Dataset records
'''

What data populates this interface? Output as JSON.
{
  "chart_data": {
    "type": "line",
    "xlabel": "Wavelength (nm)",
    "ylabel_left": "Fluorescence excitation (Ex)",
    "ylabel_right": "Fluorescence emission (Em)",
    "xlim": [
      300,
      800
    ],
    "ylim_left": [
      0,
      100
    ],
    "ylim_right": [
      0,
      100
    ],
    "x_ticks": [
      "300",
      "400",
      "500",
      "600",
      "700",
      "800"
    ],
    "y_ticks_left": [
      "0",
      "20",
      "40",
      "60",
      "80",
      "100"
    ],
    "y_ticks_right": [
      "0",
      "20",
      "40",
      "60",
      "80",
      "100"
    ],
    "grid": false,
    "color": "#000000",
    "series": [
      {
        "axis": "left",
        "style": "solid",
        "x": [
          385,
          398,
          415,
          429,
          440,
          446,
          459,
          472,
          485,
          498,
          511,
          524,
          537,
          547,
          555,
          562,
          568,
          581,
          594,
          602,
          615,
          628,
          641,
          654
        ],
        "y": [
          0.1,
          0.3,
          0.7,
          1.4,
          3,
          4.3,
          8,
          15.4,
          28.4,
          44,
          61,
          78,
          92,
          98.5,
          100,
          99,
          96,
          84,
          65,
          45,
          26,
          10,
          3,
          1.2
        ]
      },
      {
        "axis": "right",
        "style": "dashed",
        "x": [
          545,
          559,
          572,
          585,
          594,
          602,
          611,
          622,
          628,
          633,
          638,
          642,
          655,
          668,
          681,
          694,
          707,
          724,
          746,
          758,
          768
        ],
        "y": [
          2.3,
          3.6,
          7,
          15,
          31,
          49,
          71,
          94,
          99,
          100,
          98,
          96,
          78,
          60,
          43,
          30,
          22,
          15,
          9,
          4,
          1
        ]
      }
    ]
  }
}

'''

• Problem description:
Return only the number of lines in the entries that contain the string "Fluorescence".

• Written solution:
2